Data extracted from a collection:
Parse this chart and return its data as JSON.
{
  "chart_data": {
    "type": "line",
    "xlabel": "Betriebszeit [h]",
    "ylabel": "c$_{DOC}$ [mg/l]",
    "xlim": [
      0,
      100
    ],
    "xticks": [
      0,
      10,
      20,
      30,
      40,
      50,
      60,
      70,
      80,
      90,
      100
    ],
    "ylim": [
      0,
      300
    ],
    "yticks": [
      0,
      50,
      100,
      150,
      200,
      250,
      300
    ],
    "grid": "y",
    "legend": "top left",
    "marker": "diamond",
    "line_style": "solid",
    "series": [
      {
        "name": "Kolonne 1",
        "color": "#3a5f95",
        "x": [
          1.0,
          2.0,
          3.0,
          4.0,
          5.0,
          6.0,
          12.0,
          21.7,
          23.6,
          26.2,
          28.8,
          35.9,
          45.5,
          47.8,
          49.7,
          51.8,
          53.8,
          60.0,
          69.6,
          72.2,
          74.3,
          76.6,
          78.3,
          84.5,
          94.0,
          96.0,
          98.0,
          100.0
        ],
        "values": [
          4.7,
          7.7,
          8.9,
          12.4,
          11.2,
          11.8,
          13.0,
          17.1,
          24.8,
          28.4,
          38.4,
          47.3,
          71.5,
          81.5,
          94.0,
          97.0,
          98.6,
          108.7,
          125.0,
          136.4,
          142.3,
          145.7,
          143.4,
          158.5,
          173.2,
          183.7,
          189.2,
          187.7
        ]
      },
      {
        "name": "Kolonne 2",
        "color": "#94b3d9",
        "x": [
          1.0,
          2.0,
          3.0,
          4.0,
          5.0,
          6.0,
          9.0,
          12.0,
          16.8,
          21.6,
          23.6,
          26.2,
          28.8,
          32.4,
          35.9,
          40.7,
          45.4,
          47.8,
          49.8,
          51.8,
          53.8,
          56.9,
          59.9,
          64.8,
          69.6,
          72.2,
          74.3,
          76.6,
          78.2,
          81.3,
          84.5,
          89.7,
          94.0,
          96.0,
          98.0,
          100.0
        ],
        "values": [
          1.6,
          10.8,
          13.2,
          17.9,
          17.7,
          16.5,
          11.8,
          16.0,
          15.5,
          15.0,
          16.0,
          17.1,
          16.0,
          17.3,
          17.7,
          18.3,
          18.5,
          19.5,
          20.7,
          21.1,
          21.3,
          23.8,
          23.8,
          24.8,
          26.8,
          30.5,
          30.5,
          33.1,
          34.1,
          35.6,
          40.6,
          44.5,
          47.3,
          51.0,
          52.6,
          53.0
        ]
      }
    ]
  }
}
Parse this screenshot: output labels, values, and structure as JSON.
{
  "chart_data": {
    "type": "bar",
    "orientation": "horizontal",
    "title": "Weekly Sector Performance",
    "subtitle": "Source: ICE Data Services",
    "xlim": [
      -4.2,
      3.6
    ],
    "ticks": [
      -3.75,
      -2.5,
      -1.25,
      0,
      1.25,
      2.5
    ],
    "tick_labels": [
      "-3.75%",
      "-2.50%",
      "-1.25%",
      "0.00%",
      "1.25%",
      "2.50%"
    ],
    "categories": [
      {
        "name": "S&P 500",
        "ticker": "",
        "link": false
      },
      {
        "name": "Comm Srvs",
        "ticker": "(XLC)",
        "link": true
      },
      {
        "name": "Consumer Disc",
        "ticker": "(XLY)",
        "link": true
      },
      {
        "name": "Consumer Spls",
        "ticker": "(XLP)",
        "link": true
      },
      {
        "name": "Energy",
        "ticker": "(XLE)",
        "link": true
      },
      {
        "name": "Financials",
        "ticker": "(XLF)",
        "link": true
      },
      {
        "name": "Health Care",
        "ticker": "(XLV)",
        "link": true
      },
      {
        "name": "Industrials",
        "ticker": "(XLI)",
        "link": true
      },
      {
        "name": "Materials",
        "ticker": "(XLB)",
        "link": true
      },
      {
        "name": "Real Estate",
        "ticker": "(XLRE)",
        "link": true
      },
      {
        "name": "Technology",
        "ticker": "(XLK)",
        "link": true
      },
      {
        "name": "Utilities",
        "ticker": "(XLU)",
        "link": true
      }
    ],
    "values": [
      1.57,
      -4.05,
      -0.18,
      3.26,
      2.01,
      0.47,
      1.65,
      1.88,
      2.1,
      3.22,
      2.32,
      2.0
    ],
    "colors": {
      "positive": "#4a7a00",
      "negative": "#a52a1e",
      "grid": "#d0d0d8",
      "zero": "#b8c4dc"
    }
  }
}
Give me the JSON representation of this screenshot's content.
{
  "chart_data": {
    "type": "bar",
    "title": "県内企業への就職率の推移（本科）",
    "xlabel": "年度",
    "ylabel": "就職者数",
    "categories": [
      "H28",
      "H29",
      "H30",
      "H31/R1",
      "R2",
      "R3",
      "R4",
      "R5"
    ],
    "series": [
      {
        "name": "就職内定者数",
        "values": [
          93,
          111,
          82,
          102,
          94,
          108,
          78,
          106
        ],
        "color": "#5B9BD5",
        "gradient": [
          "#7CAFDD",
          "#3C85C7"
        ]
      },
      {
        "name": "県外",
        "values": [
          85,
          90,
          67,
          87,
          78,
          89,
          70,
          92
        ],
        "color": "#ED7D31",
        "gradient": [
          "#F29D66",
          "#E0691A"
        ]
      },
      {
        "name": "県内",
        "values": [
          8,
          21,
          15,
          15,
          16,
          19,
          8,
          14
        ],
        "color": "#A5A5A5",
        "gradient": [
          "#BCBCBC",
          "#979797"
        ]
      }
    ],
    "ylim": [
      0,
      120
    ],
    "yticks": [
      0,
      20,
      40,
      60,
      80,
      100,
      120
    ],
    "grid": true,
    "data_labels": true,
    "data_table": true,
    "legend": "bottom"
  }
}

**Problem requirements**
Give the count of lines in the data shown above that contain "JSON", and nothing else.

**The output**
3